-- BEGIN --
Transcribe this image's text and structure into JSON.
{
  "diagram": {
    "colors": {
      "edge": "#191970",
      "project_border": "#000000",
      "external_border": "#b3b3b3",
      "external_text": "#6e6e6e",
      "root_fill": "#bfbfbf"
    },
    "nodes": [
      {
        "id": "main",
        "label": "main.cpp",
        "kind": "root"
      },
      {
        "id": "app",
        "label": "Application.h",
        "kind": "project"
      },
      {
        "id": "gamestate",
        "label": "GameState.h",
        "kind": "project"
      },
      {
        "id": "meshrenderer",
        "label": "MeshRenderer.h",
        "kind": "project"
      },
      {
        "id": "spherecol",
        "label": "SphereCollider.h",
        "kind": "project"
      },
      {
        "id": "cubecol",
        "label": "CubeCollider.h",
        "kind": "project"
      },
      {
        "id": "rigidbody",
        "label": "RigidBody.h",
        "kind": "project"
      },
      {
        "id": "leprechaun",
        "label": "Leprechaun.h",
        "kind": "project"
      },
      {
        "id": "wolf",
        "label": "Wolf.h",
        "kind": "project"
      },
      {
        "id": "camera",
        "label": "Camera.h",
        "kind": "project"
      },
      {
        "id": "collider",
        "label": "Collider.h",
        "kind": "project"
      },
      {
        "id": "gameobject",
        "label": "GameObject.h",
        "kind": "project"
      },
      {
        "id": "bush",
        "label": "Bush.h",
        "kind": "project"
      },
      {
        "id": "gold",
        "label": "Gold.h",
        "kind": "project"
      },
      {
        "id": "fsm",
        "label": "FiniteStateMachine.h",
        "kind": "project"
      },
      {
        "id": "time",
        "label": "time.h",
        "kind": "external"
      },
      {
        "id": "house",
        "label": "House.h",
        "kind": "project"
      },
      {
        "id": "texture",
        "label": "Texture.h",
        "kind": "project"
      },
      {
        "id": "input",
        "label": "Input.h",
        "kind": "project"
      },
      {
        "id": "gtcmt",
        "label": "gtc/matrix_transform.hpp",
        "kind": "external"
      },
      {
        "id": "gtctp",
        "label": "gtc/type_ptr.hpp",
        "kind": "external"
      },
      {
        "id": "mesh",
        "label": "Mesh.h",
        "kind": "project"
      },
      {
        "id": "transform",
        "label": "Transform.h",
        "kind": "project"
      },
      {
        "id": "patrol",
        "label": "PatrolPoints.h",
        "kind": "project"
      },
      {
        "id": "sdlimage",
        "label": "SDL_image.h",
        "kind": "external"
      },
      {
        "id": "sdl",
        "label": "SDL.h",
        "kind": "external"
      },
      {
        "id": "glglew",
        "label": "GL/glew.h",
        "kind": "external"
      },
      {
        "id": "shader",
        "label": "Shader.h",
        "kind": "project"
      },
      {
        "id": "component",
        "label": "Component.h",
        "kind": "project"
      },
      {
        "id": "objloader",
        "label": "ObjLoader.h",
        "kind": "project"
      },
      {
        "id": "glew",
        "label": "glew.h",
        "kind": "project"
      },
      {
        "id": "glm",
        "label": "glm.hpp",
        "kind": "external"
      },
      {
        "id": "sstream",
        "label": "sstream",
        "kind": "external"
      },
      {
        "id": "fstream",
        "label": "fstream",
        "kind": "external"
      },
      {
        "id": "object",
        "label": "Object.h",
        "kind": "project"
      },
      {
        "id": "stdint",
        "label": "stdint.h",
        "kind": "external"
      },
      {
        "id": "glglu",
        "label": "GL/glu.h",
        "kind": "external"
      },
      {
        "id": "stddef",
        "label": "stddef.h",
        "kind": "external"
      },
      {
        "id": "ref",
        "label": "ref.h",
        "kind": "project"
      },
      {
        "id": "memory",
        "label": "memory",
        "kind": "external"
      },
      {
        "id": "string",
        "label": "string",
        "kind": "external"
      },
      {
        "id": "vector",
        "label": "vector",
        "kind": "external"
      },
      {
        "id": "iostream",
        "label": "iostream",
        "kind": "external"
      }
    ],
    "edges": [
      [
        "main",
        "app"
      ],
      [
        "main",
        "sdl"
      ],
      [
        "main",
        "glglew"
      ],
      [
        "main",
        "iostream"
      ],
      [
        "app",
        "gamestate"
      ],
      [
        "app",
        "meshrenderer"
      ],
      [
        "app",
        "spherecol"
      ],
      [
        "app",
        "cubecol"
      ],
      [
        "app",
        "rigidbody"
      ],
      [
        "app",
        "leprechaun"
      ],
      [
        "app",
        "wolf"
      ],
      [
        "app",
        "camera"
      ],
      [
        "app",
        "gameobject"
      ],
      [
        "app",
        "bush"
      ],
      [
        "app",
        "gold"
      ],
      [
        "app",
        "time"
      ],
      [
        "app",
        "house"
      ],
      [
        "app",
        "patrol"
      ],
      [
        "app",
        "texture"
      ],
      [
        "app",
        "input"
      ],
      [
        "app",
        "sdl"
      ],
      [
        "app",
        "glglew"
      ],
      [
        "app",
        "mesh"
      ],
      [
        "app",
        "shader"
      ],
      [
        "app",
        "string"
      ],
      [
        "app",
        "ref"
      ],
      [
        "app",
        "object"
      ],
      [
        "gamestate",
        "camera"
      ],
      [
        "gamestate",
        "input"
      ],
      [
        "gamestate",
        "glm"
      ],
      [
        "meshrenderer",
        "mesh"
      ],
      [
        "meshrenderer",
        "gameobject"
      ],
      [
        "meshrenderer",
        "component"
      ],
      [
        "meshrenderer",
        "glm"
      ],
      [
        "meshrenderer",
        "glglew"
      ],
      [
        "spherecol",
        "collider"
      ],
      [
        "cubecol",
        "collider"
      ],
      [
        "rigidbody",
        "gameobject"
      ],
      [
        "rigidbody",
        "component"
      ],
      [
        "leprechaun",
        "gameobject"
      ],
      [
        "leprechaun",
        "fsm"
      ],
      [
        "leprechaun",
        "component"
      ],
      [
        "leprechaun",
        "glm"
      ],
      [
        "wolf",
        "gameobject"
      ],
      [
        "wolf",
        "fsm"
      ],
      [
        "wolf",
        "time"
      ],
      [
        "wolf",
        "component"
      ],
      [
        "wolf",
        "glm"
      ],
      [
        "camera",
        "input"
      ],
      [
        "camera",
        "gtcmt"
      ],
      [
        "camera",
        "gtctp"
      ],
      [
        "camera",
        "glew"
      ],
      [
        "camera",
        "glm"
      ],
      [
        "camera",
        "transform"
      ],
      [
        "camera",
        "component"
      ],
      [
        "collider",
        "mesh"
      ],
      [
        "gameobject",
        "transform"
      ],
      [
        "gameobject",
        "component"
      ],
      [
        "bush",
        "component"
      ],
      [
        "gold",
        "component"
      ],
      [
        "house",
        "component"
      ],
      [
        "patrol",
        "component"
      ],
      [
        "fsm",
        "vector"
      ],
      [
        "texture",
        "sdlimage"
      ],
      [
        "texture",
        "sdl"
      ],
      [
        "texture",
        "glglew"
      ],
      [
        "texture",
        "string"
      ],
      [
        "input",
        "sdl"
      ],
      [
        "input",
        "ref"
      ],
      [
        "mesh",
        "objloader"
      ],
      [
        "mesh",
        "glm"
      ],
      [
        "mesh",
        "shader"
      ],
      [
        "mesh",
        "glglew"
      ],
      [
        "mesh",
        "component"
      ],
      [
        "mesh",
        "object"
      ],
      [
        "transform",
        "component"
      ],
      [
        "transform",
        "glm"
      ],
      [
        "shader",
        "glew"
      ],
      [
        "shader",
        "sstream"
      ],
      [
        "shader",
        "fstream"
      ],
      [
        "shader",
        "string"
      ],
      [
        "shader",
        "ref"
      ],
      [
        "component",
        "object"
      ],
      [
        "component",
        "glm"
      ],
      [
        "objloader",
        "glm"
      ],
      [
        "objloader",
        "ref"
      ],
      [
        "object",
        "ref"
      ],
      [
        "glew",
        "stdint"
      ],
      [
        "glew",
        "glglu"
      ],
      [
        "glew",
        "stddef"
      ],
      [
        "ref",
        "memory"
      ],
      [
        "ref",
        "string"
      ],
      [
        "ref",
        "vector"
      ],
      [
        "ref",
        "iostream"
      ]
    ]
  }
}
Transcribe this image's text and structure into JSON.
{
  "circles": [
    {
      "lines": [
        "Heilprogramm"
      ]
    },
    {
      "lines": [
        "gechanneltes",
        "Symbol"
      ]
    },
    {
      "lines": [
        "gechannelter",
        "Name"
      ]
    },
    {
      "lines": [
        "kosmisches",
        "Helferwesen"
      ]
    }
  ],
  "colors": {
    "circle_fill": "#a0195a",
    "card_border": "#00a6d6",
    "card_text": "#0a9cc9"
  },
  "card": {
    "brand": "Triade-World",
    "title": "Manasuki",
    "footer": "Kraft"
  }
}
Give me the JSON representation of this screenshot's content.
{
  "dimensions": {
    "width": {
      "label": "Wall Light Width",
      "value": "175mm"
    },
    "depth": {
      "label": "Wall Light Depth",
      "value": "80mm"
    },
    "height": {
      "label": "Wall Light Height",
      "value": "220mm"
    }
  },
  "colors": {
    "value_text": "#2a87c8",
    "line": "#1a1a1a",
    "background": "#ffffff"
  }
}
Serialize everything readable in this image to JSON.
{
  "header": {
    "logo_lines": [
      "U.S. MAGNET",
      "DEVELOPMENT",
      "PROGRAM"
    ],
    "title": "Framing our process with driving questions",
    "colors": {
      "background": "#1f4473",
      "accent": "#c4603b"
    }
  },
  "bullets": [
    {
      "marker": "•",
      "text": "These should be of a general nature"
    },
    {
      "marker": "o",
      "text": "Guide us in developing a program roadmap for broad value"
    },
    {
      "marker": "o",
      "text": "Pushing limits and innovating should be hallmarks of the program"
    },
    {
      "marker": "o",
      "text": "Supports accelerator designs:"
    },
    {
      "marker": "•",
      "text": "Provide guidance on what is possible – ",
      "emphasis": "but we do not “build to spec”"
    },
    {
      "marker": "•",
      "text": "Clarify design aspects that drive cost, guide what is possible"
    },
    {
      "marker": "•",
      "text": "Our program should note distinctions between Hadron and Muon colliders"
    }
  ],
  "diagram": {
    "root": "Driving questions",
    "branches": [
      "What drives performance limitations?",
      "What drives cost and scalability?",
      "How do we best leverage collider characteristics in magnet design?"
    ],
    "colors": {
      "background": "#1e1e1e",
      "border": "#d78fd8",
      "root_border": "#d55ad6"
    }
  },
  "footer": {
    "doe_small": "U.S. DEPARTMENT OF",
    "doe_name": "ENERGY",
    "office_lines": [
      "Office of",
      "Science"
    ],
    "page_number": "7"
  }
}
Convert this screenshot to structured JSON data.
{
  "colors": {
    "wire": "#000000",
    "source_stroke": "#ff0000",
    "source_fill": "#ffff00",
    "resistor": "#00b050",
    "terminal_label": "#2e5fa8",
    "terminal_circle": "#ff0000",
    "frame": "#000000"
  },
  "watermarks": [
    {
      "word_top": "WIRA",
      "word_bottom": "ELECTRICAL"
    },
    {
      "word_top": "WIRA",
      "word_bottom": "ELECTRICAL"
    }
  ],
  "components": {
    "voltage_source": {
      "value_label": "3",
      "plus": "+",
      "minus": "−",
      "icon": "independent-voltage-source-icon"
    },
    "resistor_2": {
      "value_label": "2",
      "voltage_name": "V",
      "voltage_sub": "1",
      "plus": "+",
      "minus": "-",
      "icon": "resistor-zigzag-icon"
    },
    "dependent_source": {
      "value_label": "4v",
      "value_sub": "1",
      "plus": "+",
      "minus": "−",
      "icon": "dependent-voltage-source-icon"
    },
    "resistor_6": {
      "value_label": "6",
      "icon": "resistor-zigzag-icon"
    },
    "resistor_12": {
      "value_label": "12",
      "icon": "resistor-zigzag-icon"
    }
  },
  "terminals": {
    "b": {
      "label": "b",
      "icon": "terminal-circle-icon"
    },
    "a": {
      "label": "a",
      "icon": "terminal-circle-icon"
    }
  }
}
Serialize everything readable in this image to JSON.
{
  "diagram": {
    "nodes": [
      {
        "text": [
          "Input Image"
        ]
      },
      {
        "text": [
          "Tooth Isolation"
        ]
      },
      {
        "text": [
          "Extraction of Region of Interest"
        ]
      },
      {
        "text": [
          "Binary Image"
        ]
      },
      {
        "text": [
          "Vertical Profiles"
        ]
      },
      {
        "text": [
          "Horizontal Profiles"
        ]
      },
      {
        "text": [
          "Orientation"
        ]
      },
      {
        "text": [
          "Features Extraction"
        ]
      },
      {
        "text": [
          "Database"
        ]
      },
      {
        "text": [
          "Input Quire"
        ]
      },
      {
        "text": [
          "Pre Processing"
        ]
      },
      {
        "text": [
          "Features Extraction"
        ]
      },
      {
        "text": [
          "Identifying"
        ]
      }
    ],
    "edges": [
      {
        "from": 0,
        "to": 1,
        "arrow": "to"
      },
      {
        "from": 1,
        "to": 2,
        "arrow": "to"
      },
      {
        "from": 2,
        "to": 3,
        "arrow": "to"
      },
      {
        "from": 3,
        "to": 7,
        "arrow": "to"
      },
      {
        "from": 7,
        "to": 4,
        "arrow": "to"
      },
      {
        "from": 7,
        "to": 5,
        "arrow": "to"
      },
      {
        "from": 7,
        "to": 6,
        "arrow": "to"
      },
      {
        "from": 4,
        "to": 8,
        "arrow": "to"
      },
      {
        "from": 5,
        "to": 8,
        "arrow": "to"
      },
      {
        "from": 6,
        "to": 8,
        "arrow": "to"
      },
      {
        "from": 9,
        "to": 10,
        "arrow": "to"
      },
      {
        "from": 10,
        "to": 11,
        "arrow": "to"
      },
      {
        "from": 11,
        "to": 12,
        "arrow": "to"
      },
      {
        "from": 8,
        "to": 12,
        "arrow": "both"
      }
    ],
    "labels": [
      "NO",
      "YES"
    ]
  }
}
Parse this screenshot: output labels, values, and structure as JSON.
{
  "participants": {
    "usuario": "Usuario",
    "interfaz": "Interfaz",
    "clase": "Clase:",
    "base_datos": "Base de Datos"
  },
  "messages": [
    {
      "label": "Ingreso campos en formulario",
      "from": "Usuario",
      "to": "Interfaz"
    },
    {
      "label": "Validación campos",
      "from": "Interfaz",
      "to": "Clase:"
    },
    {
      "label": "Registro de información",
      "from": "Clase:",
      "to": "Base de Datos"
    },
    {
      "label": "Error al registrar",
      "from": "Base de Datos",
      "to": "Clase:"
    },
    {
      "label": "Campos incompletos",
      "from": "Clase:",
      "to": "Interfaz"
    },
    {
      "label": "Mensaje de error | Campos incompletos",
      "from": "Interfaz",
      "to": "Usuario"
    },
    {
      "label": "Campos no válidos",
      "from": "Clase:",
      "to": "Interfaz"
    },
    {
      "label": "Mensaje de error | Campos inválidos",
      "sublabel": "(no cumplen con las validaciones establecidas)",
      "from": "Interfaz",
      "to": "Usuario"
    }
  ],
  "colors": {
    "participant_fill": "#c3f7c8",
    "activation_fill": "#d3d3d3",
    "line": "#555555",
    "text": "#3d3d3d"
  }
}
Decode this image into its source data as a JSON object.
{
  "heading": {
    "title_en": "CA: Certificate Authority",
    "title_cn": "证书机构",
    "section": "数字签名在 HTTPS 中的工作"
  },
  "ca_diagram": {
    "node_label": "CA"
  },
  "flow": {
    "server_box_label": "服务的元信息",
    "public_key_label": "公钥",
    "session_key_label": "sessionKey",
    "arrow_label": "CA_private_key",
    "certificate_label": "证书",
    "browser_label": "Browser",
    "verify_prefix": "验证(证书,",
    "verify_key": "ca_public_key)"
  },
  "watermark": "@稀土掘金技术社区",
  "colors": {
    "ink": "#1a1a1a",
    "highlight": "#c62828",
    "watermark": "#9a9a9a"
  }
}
-- END --
◆ REQUIREMENTS
Keep only the lines from the one containing "Decode this image" to the end of the entries, and repeat them exactly.

◆ TASK SOLUTION
Decode this image into its source data as a JSON object.
{
  "heading": {
    "title_en": "CA: Certificate Authority",
    "title_cn": "证书机构",
    "section": "数字签名在 HTTPS 中的工作"
  },
  "ca_diagram": {
    "node_label": "CA"
  },
  "flow": {
    "server_box_label": "服务的元信息",
    "public_key_label": "公钥",
    "session_key_label": "sessionKey",
    "arrow_label": "CA_private_key",
    "certificate_label": "证书",
    "browser_label": "Browser",
    "verify_prefix": "验证(证书,",
    "verify_key": "ca_public_key)"
  },
  "watermark": "@稀土掘金技术社区",
  "colors": {
    "ink": "#1a1a1a",
    "highlight": "#c62828",
    "watermark": "#9a9a9a"
  }
}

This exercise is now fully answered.